TASK DETAILS: Make an exact copy of all the records.
=== DATA LISTING ===
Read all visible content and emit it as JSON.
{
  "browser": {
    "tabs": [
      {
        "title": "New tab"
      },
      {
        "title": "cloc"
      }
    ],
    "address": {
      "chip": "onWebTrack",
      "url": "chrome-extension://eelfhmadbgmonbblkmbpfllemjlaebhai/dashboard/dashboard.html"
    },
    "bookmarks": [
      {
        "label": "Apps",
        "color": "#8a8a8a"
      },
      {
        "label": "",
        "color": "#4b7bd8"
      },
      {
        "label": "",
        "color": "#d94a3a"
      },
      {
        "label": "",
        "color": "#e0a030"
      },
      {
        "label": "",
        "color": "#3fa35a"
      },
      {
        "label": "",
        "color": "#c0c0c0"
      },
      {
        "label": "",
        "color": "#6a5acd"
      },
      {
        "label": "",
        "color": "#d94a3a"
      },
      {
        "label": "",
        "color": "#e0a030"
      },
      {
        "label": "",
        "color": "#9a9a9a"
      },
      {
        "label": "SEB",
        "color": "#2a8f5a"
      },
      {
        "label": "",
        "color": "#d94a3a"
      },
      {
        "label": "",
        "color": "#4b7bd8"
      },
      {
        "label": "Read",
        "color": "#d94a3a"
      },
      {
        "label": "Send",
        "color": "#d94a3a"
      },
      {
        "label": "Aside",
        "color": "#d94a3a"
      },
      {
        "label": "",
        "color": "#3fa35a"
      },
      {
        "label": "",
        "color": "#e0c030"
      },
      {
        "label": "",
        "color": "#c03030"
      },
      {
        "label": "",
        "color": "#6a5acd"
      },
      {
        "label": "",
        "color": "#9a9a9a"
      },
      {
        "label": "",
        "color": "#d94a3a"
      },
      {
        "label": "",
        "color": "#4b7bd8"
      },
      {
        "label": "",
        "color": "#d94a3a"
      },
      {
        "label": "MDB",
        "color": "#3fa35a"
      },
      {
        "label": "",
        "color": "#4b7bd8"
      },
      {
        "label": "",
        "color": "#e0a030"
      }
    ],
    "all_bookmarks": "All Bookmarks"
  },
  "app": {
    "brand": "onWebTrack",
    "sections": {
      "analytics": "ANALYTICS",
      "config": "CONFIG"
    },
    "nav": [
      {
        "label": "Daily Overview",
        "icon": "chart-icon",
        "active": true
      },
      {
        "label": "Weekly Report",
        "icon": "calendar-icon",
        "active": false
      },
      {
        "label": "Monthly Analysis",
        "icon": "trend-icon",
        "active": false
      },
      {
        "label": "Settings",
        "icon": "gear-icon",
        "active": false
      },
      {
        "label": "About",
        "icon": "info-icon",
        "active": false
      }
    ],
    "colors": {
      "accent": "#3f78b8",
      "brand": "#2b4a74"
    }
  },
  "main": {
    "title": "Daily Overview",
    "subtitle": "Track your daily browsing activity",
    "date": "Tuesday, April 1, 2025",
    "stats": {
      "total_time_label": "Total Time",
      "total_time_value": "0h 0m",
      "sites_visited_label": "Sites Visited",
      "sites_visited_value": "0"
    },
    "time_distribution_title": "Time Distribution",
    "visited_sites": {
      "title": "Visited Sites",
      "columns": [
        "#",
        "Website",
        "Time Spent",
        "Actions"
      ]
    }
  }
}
===
CORRECT RESULT:
Read all visible content and emit it as JSON.
{
  "browser": {
    "tabs": [
      {
        "title": "New tab"
      },
      {
        "title": "cloc"
      }
    ],
    "address": {
      "chip": "onWebTrack",
      "url": "chrome-extension://eelfhmadbgmonbblkmbpfllemjlaebhai/dashboard/dashboard.html"
    },
    "bookmarks": [
      {
        "label": "Apps",
        "color": "#8a8a8a"
      },
      {
        "label": "",
        "color": "#4b7bd8"
      },
      {
        "label": "",
        "color": "#d94a3a"
      },
      {
        "label": "",
        "color": "#e0a030"
      },
      {
        "label": "",
        "color": "#3fa35a"
      },
      {
        "label": "",
        "color": "#c0c0c0"
      },
      {
        "label": "",
        "color": "#6a5acd"
      },
      {
        "label": "",
        "color": "#d94a3a"
      },
      {
        "label": "",
        "color": "#e0a030"
      },
      {
        "label": "",
        "color": "#9a9a9a"
      },
      {
        "label": "SEB",
        "color": "#2a8f5a"
      },
      {
        "label": "",
        "color": "#d94a3a"
      },
      {
        "label": "",
        "color": "#4b7bd8"
      },
      {
        "label": "Read",
        "color": "#d94a3a"
      },
      {
        "label": "Send",
        "color": "#d94a3a"
      },
      {
        "label": "Aside",
        "color": "#d94a3a"
      },
      {
        "label": "",
        "color": "#3fa35a"
      },
      {
        "label": "",
        "color": "#e0c030"
      },
      {
        "label": "",
        "color": "#c03030"
      },
      {
        "label": "",
        "color": "#6a5acd"
      },
      {
        "label": "",
        "color": "#9a9a9a"
      },
      {
        "label": "",
        "color": "#d94a3a"
      },
      {
        "label": "",
        "color": "#4b7bd8"
      },
      {
        "label": "",
        "color": "#d94a3a"
      },
      {
        "label": "MDB",
        "color": "#3fa35a"
      },
      {
        "label": "",
        "color": "#4b7bd8"
      },
      {
        "label": "",
        "color": "#e0a030"
      }
    ],
    "all_bookmarks": "All Bookmarks"
  },
  "app": {
    "brand": "onWebTrack",
    "sections": {
      "analytics": "ANALYTICS",
      "config": "CONFIG"
    },
    "nav": [
      {
        "label": "Daily Overview",
        "icon": "chart-icon",
        "active": true
      },
      {
        "label": "Weekly Report",
        "icon": "calendar-icon",
        "active": false
      },
      {
        "label": "Monthly Analysis",
        "icon": "trend-icon",
        "active": false
      },
      {
        "label": "Settings",
        "icon": "gear-icon",
        "active": false
      },
      {
        "label": "About",
        "icon": "info-icon",
        "active": false
      }
    ],
    "colors": {
      "accent": "#3f78b8",
      "brand": "#2b4a74"
    }
  },
  "main": {
    "title": "Daily Overview",
    "subtitle": "Track your daily browsing activity",
    "date": "Tuesday, April 1, 2025",
    "stats": {
      "total_time_label": "Total Time",
      "total_time_value": "0h 0m",
      "sites_visited_label": "Sites Visited",
      "sites_visited_value": "0"
    },
    "time_distribution_title": "Time Distribution",
    "visited_sites": {
      "title": "Visited Sites",
      "columns": [
        "#",
        "Website",
        "Time Spent",
        "Actions"
      ]
    }
  }
}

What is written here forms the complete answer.